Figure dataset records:
^^^^
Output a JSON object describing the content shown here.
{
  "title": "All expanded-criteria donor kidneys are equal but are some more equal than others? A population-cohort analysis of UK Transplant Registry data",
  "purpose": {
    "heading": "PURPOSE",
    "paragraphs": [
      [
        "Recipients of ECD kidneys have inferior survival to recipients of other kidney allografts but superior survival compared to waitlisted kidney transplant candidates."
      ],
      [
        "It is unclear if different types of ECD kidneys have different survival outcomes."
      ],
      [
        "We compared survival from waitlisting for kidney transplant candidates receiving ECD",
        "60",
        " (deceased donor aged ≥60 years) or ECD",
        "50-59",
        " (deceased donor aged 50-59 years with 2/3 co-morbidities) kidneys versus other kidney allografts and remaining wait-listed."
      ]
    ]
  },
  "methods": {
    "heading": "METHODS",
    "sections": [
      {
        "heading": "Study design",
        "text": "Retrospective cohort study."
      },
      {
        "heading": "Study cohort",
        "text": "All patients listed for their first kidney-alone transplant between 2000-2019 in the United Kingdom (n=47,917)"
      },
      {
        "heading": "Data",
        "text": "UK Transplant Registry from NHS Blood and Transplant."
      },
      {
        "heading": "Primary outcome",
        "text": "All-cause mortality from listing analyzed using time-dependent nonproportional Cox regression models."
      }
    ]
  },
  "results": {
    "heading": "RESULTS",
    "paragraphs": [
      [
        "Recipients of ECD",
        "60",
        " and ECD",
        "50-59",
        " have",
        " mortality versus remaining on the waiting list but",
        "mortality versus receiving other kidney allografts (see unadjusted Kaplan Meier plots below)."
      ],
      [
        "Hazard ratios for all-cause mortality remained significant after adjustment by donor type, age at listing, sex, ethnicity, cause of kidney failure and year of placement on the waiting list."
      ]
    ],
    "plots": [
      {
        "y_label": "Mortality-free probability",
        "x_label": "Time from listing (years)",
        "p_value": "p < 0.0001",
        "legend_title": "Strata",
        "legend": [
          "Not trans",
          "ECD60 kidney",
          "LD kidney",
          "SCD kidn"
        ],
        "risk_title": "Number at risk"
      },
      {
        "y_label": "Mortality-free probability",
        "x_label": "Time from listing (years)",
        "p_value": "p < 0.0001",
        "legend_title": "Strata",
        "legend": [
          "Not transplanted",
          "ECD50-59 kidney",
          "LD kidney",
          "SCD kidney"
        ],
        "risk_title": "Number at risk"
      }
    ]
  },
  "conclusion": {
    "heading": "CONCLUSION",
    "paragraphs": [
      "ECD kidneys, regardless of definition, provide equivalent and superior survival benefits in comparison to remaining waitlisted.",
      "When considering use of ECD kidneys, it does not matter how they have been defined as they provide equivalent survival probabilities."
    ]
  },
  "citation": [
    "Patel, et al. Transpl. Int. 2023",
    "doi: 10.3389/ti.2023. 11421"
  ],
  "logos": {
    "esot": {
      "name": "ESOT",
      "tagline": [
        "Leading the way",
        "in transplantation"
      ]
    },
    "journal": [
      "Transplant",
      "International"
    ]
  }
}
^^^^
• Task statement: Repeat, word for word, every line above.

• Answer section:
Output a JSON object describing the content shown here.
{
  "title": "All expanded-criteria donor kidneys are equal but are some more equal than others? A population-cohort analysis of UK Transplant Registry data",
  "purpose": {
    "heading": "PURPOSE",
    "paragraphs": [
      [
        "Recipients of ECD kidneys have inferior survival to recipients of other kidney allografts but superior survival compared to waitlisted kidney transplant candidates."
      ],
      [
        "It is unclear if different types of ECD kidneys have different survival outcomes."
      ],
      [
        "We compared survival from waitlisting for kidney transplant candidates receiving ECD",
        "60",
        " (deceased donor aged ≥60 years) or ECD",
        "50-59",
        " (deceased donor aged 50-59 years with 2/3 co-morbidities) kidneys versus other kidney allografts and remaining wait-listed."
      ]
    ]
  },
  "methods": {
    "heading": "METHODS",
    "sections": [
      {
        "heading": "Study design",
        "text": "Retrospective cohort study."
      },
      {
        "heading": "Study cohort",
        "text": "All patients listed for their first kidney-alone transplant between 2000-2019 in the United Kingdom (n=47,917)"
      },
      {
        "heading": "Data",
        "text": "UK Transplant Registry from NHS Blood and Transplant."
      },
      {
        "heading": "Primary outcome",
        "text": "All-cause mortality from listing analyzed using time-dependent nonproportional Cox regression models."
      }
    ]
  },
  "results": {
    "heading": "RESULTS",
    "paragraphs": [
      [
        "Recipients of ECD",
        "60",
        " and ECD",
        "50-59",
        " have",
        " mortality versus remaining on the waiting list but",
        "mortality versus receiving other kidney allografts (see unadjusted Kaplan Meier plots below)."
      ],
      [
        "Hazard ratios for all-cause mortality remained significant after adjustment by donor type, age at listing, sex, ethnicity, cause of kidney failure and year of placement on the waiting list."
      ]
    ],
    "plots": [
      {
        "y_label": "Mortality-free probability",
        "x_label": "Time from listing (years)",
        "p_value": "p < 0.0001",
        "legend_title": "Strata",
        "legend": [
          "Not trans",
          "ECD60 kidney",
          "LD kidney",
          "SCD kidn"
        ],
        "risk_title": "Number at risk"
      },
      {
        "y_label": "Mortality-free probability",
        "x_label": "Time from listing (years)",
        "p_value": "p < 0.0001",
        "legend_title": "Strata",
        "legend": [
          "Not transplanted",
          "ECD50-59 kidney",
          "LD kidney",
          "SCD kidney"
        ],
        "risk_title": "Number at risk"
      }
    ]
  },
  "conclusion": {
    "heading": "CONCLUSION",
    "paragraphs": [
      "ECD kidneys, regardless of definition, provide equivalent and superior survival benefits in comparison to remaining waitlisted.",
      "When considering use of ECD kidneys, it does not matter how they have been defined as they provide equivalent survival probabilities."
    ]
  },
  "citation": [
    "Patel, et al. Transpl. Int. 2023",
    "doi: 10.3389/ti.2023. 11421"
  ],
  "logos": {
    "esot": {
      "name": "ESOT",
      "tagline": [
        "Leading the way",
        "in transplantation"
      ]
    },
    "journal": [
      "Transplant",
      "International"
    ]
  }
}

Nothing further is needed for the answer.